Recorded data:
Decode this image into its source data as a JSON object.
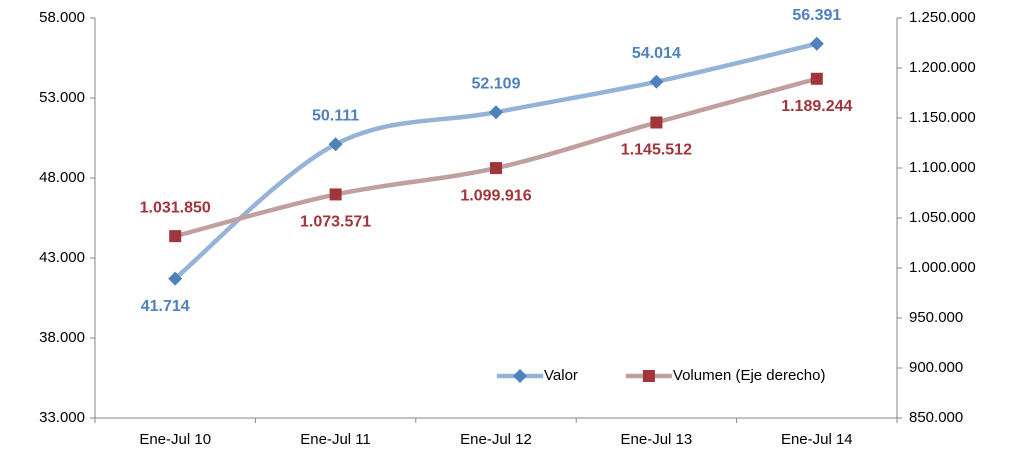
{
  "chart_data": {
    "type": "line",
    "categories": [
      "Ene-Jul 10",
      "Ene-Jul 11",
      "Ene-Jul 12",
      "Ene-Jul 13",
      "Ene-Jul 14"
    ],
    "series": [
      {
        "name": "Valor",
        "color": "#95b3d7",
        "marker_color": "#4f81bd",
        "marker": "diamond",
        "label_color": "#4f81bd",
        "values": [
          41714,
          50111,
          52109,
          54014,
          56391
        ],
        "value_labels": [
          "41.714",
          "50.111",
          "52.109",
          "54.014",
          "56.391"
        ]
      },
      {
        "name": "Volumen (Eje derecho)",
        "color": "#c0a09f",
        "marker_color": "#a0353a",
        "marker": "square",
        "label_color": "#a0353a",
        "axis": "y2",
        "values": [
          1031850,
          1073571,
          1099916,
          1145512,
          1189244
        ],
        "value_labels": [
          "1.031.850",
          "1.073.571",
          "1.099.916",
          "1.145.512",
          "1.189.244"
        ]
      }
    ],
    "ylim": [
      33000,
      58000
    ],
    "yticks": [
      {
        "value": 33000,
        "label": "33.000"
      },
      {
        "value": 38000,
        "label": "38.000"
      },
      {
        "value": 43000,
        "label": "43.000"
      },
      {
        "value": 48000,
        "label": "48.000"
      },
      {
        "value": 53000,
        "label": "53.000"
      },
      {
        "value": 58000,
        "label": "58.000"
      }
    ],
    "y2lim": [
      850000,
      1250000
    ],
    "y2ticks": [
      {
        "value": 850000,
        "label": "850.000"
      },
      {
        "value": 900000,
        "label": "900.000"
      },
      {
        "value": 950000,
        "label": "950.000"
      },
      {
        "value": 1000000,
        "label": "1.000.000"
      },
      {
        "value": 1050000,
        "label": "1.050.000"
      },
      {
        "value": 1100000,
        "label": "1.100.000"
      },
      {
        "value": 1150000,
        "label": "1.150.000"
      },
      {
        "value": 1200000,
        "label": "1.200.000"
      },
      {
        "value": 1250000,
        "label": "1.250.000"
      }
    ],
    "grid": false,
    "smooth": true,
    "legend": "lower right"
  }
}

WHAT YOU WILL DO:
Repeat the records in full, exactly as they appear, without the pictures.

TASK RESPONSE:
Decode this image into its source data as a JSON object.
{
  "chart_data": {
    "type": "line",
    "categories": [
      "Ene-Jul 10",
      "Ene-Jul 11",
      "Ene-Jul 12",
      "Ene-Jul 13",
      "Ene-Jul 14"
    ],
    "series": [
      {
        "name": "Valor",
        "color": "#95b3d7",
        "marker_color": "#4f81bd",
        "marker": "diamond",
        "label_color": "#4f81bd",
        "values": [
          41714,
          50111,
          52109,
          54014,
          56391
        ],
        "value_labels": [
          "41.714",
          "50.111",
          "52.109",
          "54.014",
          "56.391"
        ]
      },
      {
        "name": "Volumen (Eje derecho)",
        "color": "#c0a09f",
        "marker_color": "#a0353a",
        "marker": "square",
        "label_color": "#a0353a",
        "axis": "y2",
        "values": [
          1031850,
          1073571,
          1099916,
          1145512,
          1189244
        ],
        "value_labels": [
          "1.031.850",
          "1.073.571",
          "1.099.916",
          "1.145.512",
          "1.189.244"
        ]
      }
    ],
    "ylim": [
      33000,
      58000
    ],
    "yticks": [
      {
        "value": 33000,
        "label": "33.000"
      },
      {
        "value": 38000,
        "label": "38.000"
      },
      {
        "value": 43000,
        "label": "43.000"
      },
      {
        "value": 48000,
        "label": "48.000"
      },
      {
        "value": 53000,
        "label": "53.000"
      },
      {
        "value": 58000,
        "label": "58.000"
      }
    ],
    "y2lim": [
      850000,
      1250000
    ],
    "y2ticks": [
      {
        "value": 850000,
        "label": "850.000"
      },
      {
        "value": 900000,
        "label": "900.000"
      },
      {
        "value": 950000,
        "label": "950.000"
      },
      {
        "value": 1000000,
        "label": "1.000.000"
      },
      {
        "value": 1050000,
        "label": "1.050.000"
      },
      {
        "value": 1100000,
        "label": "1.100.000"
      },
      {
        "value": 1150000,
        "label": "1.150.000"
      },
      {
        "value": 1200000,
        "label": "1.200.000"
      },
      {
        "value": 1250000,
        "label": "1.250.000"
      }
    ],
    "grid": false,
    "smooth": true,
    "legend": "lower right"
  }
}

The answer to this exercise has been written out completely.